──────── Petikan Teks

2010–2019
Nyanyian yang Dinyanyikan dan yang Tidak Dinyanyikan
April 2017


Nyanyian yang Dinyanyikan dan yang Tidak Dinyanyikan

Saya mohon kepada Anda masing-masing untuk tetap berada dalam paduan suara.

“Ada terang dalam jiwaku,” Eliza Hewitt menulis, “lebih indah cemerlang dari s’gala cah’ya di bumi; Yesuslah sang Terang”1 Dengan binar dalam setiap nadanya, lagu Kristen tua yang menakjubkan ini benar-benar tidak mungkin dinyanyikan tanpa tersenyum. Tetapi hari ini saya ingin mengangkat keluar konteks satu baris saja darinya yang dapat membantu pada hari-hari ketika kita merasa sulit untuk bernyanyi atau tersenyum dan “saat-saat bahagia penuh damai” tampaknya tidak “dialami.” Jika untuk sesaat Anda tidak mampu menggemakan melodi riang yang Anda dengar datang dari orang lain, saya meminta Anda untuk berpegang teguh pada baris dalam nyanyian pujian ini yang meyakinkan, “Pasti Dia akan mendengar lagu dari kalbu [Anda].”2

Di antara kenyataan yang kita hadapi sebagai anak-anak Allah hidup di dunia yang terjatuh adalah bahwa sejumlah hari memang sulit, hari-hari ketika iman kita dan keuletan kita diuji. Tantangan-tantangan ini dapat datang karena suatu kekurangan dalam diri kita, suatu kekurangan dalam diri orang lain, atau suatu kekurangan saja dalam kehidupan, tetapi apa pun alasannya, kita mendapati itu dapat merampas dari diri kita nyanyian yang begitu ingin kita nyanyikan dan membuat kelam janji adanya “damai dalam jiwa [kita]”3 yang Eliza Hewitt rayakan dalam salah satu baitnya.

Jadi apa yang kita lakukan dalam keadaan semacam itu? Satu cara, kita merangkul nasihat Rasul Paulus dan “mengharapkan apa yang tidak kita lihat … [dan] kita menantikannya dengan tekun.”4 Di saat-saat ketika melodi sukacita merosot di bawah kuasa pengutaraan kita, kita mungkin harus berdiri hening sesaat dan mendengarkan saja orang lain, menimba kekuatan dari kemegahan musik di sekitar kita. Banyak di antara kita yang “bermasalah dalam hal musik” telah mengalami kepercayaan diri kita ditingkatkan dan nyanyian kita diperbaiki dengan menempatkan diri kita di samping seseorang dengan suara yang lebih kuat dan pasti. Tentunya berikutnya adalah bahwa dalam menyanyikan nyanyian kekekalan, kita hendaknya berdiri sedekat mungkin secara manusiawi dengan Juruselamat dan Penebus dunia—yang tentu saja memiliki nada sempurna. Kita kemudian dapat memperoleh keberanian dari kemampuan-Nya untuk mendengar diamnya diri kita dan memperoleh harapan dari perantaraan kemesiasan-Nya dengan Bapa demi kita. Sesungguhnyalah “bila Tuhan di dekat” maka “bunga kasih karunia mekar b’ri semangat.”5

Pada hari-hari ketika kita merasa sedikit sumbang, agak sedikit kurang dari apa yang kita pikir kita lihat atau dengar dalam diri orang lain, saya ingin meminta kita, terutama para remaja Gereja, untuk mengingat adalah melalui rancangan ilahi bahwa tidak semua suara dalam paduan suara Allah adalah sama. Diperlukan keragaman—soprano dan alto, bariton dan bas—untuk menghasilkan musik yang berbobot. Meminjam lirik yang dikutip dari korespondensi ceria dua wanita Orang Suci Zaman Akhir yang hebat: “Semua makhluk Allah mendapatkan tempat dalam paduan suara.”6 Ketika kita meremehkan keunikan kita atau mencoba untuk menyelaraskan dengan sosok umum yang dianggap ideal—yang didorong oleh budaya konsumen yang tidak terpuaskan dan diintensifkan oleh media sosial—kita kehilangan kekayaan nuansa dan warna nada yang Allah niatkan ketika Dia menciptakan dunia keragaman.

────────────────
──────── Bahan

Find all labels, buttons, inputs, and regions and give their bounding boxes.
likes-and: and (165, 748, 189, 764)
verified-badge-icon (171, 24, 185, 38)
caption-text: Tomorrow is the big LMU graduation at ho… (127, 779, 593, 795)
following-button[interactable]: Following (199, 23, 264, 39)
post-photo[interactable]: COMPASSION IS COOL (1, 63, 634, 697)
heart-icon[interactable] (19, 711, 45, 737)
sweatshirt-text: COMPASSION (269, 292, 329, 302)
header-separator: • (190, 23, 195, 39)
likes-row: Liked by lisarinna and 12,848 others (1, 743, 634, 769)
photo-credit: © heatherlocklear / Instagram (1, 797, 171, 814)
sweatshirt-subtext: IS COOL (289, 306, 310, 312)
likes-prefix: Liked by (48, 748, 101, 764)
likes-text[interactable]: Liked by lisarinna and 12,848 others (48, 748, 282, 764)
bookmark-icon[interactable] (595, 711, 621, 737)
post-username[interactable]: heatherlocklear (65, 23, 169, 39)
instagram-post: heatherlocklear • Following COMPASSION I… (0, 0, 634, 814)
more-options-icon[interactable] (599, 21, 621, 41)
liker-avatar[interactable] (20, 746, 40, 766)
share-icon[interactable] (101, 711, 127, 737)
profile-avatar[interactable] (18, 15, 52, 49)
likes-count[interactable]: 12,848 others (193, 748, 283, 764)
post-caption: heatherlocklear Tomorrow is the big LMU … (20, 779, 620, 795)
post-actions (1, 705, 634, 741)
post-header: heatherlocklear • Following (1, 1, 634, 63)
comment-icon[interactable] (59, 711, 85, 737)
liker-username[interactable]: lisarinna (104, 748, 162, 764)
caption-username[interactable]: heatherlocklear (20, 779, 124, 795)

────────────────
──────── Bahan

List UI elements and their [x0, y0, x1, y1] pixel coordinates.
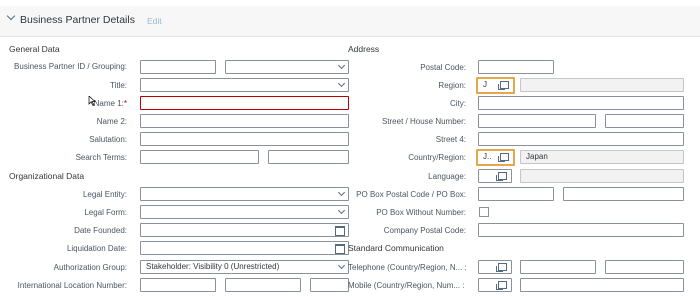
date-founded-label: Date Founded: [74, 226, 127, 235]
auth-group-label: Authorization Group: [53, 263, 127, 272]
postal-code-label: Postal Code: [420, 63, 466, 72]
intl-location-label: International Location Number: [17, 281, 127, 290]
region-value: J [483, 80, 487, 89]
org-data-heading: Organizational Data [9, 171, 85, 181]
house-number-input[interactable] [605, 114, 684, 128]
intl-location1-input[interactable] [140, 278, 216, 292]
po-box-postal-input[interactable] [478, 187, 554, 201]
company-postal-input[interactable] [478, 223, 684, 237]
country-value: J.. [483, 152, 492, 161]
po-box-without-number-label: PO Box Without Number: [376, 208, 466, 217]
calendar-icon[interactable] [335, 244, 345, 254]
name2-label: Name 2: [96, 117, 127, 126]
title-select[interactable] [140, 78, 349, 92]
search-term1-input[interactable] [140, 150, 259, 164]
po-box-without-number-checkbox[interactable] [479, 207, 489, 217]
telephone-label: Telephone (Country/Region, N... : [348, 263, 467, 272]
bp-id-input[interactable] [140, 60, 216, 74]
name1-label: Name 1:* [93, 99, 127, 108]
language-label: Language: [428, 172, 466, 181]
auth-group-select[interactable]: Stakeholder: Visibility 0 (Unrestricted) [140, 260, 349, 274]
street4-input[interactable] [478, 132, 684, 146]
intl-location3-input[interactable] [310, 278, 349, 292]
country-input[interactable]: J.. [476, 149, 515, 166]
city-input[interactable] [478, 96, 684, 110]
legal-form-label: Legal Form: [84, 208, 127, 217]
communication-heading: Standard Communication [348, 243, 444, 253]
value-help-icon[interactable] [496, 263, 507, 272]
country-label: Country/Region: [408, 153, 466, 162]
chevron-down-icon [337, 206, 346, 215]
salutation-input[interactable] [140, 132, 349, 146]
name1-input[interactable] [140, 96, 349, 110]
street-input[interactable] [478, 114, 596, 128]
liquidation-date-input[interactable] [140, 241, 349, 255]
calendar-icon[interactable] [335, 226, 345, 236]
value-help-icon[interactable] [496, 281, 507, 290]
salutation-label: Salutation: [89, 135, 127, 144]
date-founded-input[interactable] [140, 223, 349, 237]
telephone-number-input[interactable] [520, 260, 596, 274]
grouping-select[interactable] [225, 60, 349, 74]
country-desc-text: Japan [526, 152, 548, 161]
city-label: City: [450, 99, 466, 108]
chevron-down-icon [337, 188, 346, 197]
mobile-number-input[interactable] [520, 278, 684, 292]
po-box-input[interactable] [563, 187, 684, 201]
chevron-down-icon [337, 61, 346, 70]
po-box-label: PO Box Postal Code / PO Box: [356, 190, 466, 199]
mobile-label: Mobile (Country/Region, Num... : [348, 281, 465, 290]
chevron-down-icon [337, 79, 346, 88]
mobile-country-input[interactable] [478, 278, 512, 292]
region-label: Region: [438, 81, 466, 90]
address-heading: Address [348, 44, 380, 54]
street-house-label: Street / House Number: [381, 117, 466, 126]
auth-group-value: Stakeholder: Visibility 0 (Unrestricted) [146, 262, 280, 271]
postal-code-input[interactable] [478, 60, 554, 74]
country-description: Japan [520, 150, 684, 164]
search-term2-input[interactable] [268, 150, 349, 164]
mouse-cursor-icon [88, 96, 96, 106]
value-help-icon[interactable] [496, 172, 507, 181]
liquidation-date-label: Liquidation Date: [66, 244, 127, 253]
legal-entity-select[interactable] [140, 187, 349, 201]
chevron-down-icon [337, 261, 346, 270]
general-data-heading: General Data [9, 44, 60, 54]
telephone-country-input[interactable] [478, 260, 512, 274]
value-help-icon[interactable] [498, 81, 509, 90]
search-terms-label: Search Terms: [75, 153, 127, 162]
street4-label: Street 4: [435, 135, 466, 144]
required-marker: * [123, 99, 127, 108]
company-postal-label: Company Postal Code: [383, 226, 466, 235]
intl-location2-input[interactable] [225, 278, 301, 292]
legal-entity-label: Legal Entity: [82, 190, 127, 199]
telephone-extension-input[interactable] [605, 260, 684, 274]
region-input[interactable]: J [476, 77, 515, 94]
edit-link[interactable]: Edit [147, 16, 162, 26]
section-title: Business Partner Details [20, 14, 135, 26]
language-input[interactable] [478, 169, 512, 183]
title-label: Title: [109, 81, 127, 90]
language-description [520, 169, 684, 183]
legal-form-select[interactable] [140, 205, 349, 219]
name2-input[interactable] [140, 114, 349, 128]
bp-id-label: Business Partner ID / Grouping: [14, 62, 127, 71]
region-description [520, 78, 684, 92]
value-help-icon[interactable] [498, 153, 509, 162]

────────────────

Permintaan:
**a.** Tulis ulang bagian petikan teks mulai dari "Pada hari-hari ketika kita merasa sedikit" sampai dengan "menciptakan dunia keragaman.", dengan mengganti "paduan suara" menjadi "kor".
**b.** Lanjutkan petikan teks tentang nyanyian dalam paduan suara Allah, mulai setelah kalimat terakhir yang ditampilkan.

Jawaban per Tugas:
**a.**
Pada hari-hari ketika kita merasa sedikit sumbang, agak sedikit kurang dari apa yang kita pikir kita lihat atau dengar dalam diri orang lain, saya ingin meminta kita, terutama para remaja Gereja, untuk mengingat adalah melalui rancangan ilahi bahwa tidak semua suara dalam kor Allah adalah sama. Diperlukan keragaman—soprano dan alto, bariton dan bas—untuk menghasilkan musik yang berbobot. Meminjam lirik yang dikutip dari korespondensi ceria dua wanita Orang Suci Zaman Akhir yang hebat: “Semua makhluk Allah mendapatkan tempat dalam kor.”6 Ketika kita meremehkan keunikan kita atau mencoba untuk menyelaraskan dengan sosok umum yang dianggap ideal—yang didorong oleh budaya konsumen yang tidak terpuaskan dan diintensifkan oleh media sosial—kita kehilangan kekayaan nuansa dan warna nada yang Allah niatkan ketika Dia menciptakan dunia keragaman.

**b.**
Nah, ini bukanlah mengatakan bahwa semua dalam paduan suara ilahi tersebut dapat mulai saja menyanyikan oratoria pribadinya sendiri! Keragaman bukanlah suara hiruk-pikuk, dan paduan suara memang membutuhkan disiplin—untuk tujuan kita hari ini, Penatua Hales, saya ingin mengatakan kemuridan—tetapi begitu kita telah menerima lirik yang diungkapkan secara ilahi dan paduan orkestra harmonis yang digubah sebelum dunia ada, kemudian Bapa Surgawi kita senang kita bernyanyi dengan suara kita sendiri, bukan suara orang lain. Percayalah kepada diri Anda sendiri, dan percayalah kepada-Nya. Jangan merendahkan nilai Anda atau mencemari kontribusi Anda. Di atas segalanya, jangan meninggalkan peranan Anda dalam paduan suara tersebut. Mengapa? Karena Anda unik; Anda tak tergantikan. Hilangnya bahkan satu suara meredupkan setiap penyanyi lainnya dalam paduan suara fana kita yang hebat ini, termasuk hilangnya mereka yang merasa kurang diterima di masyarakat atau di Gereja.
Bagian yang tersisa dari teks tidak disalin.